**Do this:**
Can you copy out the data exactly? Leave the images out.

**Provided material:**
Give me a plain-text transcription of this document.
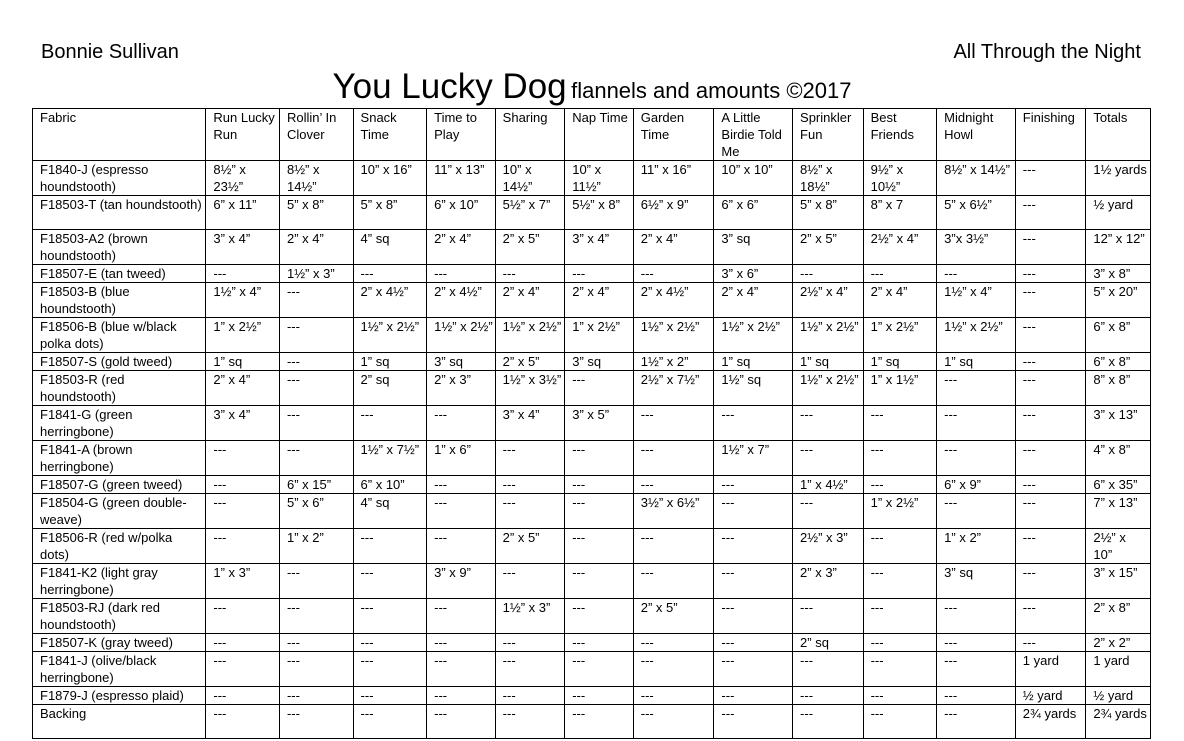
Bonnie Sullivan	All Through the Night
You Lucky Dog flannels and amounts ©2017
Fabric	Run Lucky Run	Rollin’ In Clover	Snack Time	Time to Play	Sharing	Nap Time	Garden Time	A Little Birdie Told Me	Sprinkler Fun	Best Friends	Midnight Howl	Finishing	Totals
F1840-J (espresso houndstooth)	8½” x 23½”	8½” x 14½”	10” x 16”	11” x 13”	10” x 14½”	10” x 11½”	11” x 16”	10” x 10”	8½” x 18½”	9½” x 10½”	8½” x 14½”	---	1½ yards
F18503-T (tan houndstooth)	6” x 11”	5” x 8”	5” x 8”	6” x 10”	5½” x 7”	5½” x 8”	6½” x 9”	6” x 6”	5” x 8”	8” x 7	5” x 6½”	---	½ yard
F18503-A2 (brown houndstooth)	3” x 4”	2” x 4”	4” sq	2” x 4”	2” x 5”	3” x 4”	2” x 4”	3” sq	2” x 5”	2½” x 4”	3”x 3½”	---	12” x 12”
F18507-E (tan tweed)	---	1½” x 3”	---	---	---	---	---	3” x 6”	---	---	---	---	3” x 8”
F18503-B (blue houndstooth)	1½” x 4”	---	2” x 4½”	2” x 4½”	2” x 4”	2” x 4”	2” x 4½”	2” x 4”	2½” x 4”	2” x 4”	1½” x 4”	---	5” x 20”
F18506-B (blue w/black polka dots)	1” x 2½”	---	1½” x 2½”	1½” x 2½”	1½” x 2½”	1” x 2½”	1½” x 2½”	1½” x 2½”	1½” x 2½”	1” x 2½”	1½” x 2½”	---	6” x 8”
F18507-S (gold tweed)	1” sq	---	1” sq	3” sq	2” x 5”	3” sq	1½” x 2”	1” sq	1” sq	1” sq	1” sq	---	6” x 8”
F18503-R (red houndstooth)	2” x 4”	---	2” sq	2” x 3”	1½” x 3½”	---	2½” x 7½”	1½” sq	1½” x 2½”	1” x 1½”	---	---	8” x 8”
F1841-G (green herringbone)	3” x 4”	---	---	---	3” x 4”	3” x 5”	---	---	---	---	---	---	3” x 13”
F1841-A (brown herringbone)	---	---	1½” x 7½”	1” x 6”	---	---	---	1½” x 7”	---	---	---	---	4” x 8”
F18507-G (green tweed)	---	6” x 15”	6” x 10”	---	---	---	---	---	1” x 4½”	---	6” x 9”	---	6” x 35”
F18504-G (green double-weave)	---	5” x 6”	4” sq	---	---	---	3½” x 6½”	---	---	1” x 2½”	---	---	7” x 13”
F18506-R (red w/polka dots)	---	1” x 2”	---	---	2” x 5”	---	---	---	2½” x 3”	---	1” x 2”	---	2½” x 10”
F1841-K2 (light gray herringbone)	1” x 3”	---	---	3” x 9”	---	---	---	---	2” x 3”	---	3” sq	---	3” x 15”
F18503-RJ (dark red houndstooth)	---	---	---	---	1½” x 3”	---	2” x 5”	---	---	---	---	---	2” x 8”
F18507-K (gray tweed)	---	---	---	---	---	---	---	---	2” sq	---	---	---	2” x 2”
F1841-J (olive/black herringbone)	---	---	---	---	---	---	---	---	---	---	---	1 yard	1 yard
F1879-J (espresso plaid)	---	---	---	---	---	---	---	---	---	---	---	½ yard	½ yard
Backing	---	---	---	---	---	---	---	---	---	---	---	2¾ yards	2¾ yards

**Exercise response:**
Give me a plain-text transcription of this document.
Bonnie Sullivan	All Through the Night
You Lucky Dog flannels and amounts ©2017
Fabric	Run Lucky Run	Rollin’ In Clover	Snack Time	Time to Play	Sharing	Nap Time	Garden Time	A Little Birdie Told Me	Sprinkler Fun	Best Friends	Midnight Howl	Finishing	Totals
F1840-J (espresso houndstooth)	8½” x 23½”	8½” x 14½”	10” x 16”	11” x 13”	10” x 14½”	10” x 11½”	11” x 16”	10” x 10”	8½” x 18½”	9½” x 10½”	8½” x 14½”	---	1½ yards
F18503-T (tan houndstooth)	6” x 11”	5” x 8”	5” x 8”	6” x 10”	5½” x 7”	5½” x 8”	6½” x 9”	6” x 6”	5” x 8”	8” x 7	5” x 6½”	---	½ yard
F18503-A2 (brown houndstooth)	3” x 4”	2” x 4”	4” sq	2” x 4”	2” x 5”	3” x 4”	2” x 4”	3” sq	2” x 5”	2½” x 4”	3”x 3½”	---	12” x 12”
F18507-E (tan tweed)	---	1½” x 3”	---	---	---	---	---	3” x 6”	---	---	---	---	3” x 8”
F18503-B (blue houndstooth)	1½” x 4”	---	2” x 4½”	2” x 4½”	2” x 4”	2” x 4”	2” x 4½”	2” x 4”	2½” x 4”	2” x 4”	1½” x 4”	---	5” x 20”
F18506-B (blue w/black polka dots)	1” x 2½”	---	1½” x 2½”	1½” x 2½”	1½” x 2½”	1” x 2½”	1½” x 2½”	1½” x 2½”	1½” x 2½”	1” x 2½”	1½” x 2½”	---	6” x 8”
F18507-S (gold tweed)	1” sq	---	1” sq	3” sq	2” x 5”	3” sq	1½” x 2”	1” sq	1” sq	1” sq	1” sq	---	6” x 8”
F18503-R (red houndstooth)	2” x 4”	---	2” sq	2” x 3”	1½” x 3½”	---	2½” x 7½”	1½” sq	1½” x 2½”	1” x 1½”	---	---	8” x 8”
F1841-G (green herringbone)	3” x 4”	---	---	---	3” x 4”	3” x 5”	---	---	---	---	---	---	3” x 13”
F1841-A (brown herringbone)	---	---	1½” x 7½”	1” x 6”	---	---	---	1½” x 7”	---	---	---	---	4” x 8”
F18507-G (green tweed)	---	6” x 15”	6” x 10”	---	---	---	---	---	1” x 4½”	---	6” x 9”	---	6” x 35”
F18504-G (green double-weave)	---	5” x 6”	4” sq	---	---	---	3½” x 6½”	---	---	1” x 2½”	---	---	7” x 13”
F18506-R (red w/polka dots)	---	1” x 2”	---	---	2” x 5”	---	---	---	2½” x 3”	---	1” x 2”	---	2½” x 10”
F1841-K2 (light gray herringbone)	1” x 3”	---	---	3” x 9”	---	---	---	---	2” x 3”	---	3” sq	---	3” x 15”
F18503-RJ (dark red houndstooth)	---	---	---	---	1½” x 3”	---	2” x 5”	---	---	---	---	---	2” x 8”
F18507-K (gray tweed)	---	---	---	---	---	---	---	---	2” sq	---	---	---	2” x 2”
F1841-J (olive/black herringbone)	---	---	---	---	---	---	---	---	---	---	---	1 yard	1 yard
F1879-J (espresso plaid)	---	---	---	---	---	---	---	---	---	---	---	½ yard	½ yard
Backing	---	---	---	---	---	---	---	---	---	---	---	2¾ yards	2¾ yards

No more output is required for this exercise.